[prev in list] [next in list] [prev in thread] [next in thread] 

List:       openjdk-hotspot-runtime-dev
Subject:    Re: RFR: JDK-8198285: More consistent Access API for arraycopy
From:       Roman Kennke <rkennke () redhat ! com>
Date:       2018-05-31 22:25:21
Message-ID: 3bb2415e-4d15-fbd3-dde2-73a25c7bd65b () redhat ! com
[Download RAW message or body]

Hi Erik,

It took me a while to get back to this.

I wrote a little wrapper around the extended arraycopy API that allows
to basically write exactly what you suggested:


> ArrayAccess<ARRAYCOPY_ATOMIC>::arraycopy_from_native(ptr, obj, index,
> length);

I agree that this seems the cleanest solution.

The backend still sees both obj+off OR raw-ptr, but I think this is ok.

Differential:
http://cr.openjdk.java.net/~rkennke/JDK-8198285/webrev.02.diff/
Full:
http://cr.openjdk.java.net/~rkennke/JDK-8198285/webrev.02/

What do you think?

Roman

> Each required parameter is clear when you read the API.
> 
> But I am open to suggestions of course.
> 
> Thanks,
> /Erik
> 
> On 2018-04-25 17:59, Roman Kennke wrote:
>>> 1) Resolve the addresses as we do today, but you think you get better
>>> Shenandoah performance if we either
>>> 2) Have 3 different access calls, (from heap to native, from native to
>>> heap, from heap to heap) for copying, or
>>> 3) Have 1 access call that can encode the above 3 variants, but looks
>>> ugly at the call sites.
>> There's also the idea to pass Address arguments to arraycopy, one for
>> src, one for dst, and have 2 different subclasses: one for obj+offset
>> (heap access) and one with direct pointer (raw). Your comment gave me
>> the idea to also provide arrayOop+idx. This would look clean on the
>> caller side I think.
>>
>> It would also be useful on the GC side: BarrierSets would specialize
>> only in the variants that they are interested in, for example, in case
>> of Shenandoah:
>> 1. arraycopy(HeapAddress,HeapAddress) Java->Java
>> 2. arraycopy(HeapAddress,RawAddress)   Java->native
>> 3. arraycopy(RawAddress,HeapAddress)   native->Java
>>
>> other barriersets can ignore the exact type and only call the args
>> address->resolve() or so to get the actual raw address.
>>
>> This would *also* be beneficial for the other APIs: instead of having
>> all the X() and X_at() variants, we can just use one X variant that
>> either takes RawAddress or HeapAddress.

--- What this task involves ---
Answer these about the arraycopy message:
1. Which mailing list was it posted to?
2. According to Roman, what does the backend still see?
3. Which copy direction does arraycopy(RawAddress,HeapAddress) cover?
The material after this point isn't needed for anything here.

--- Information supplied ---
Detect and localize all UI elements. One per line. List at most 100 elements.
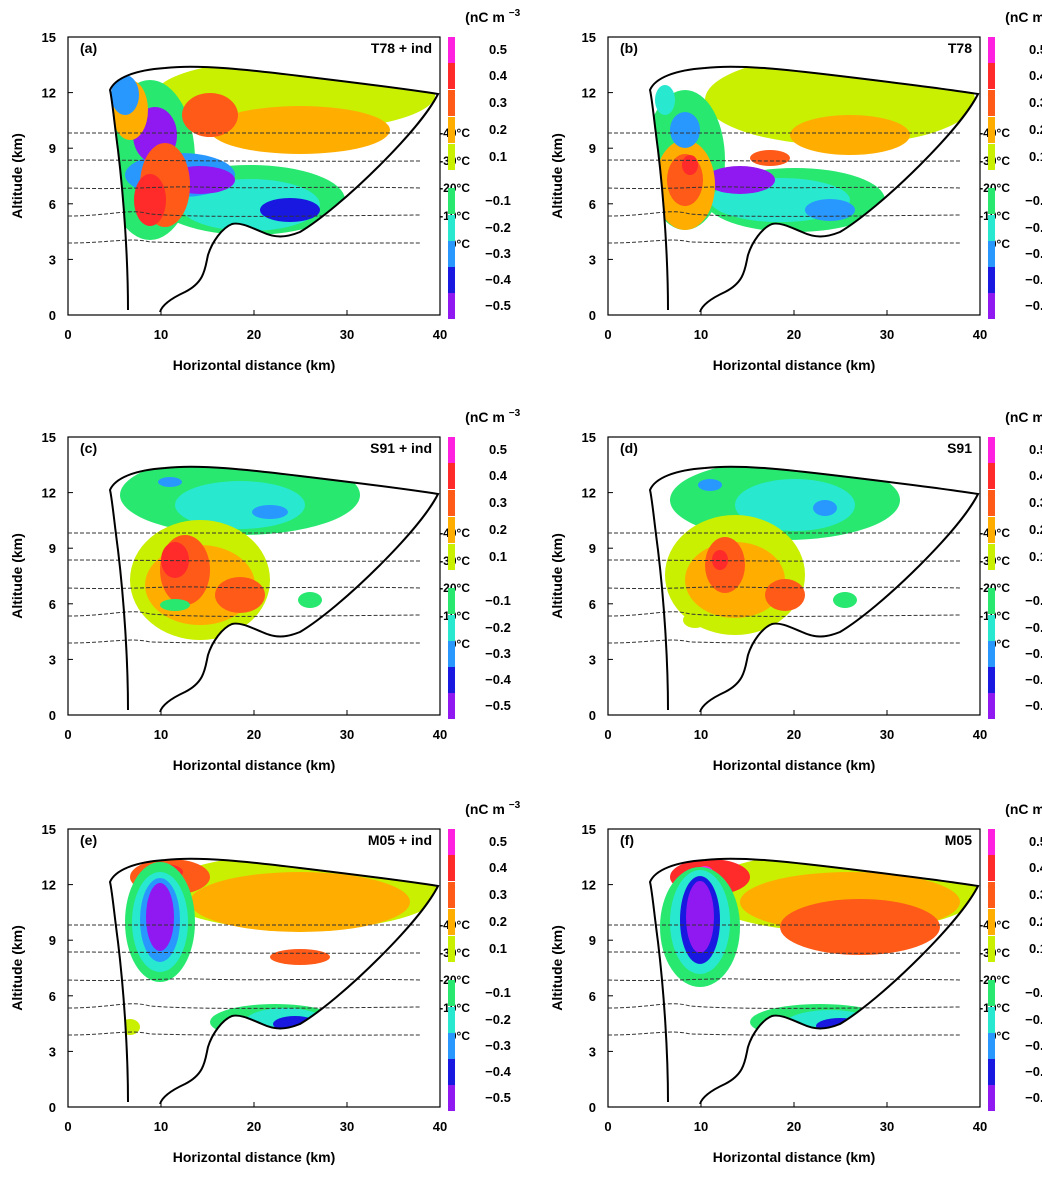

--- Result ---
1. openjdk-hotspot-runtime-dev
2. Both obj+off or raw-ptr
3. Native to Java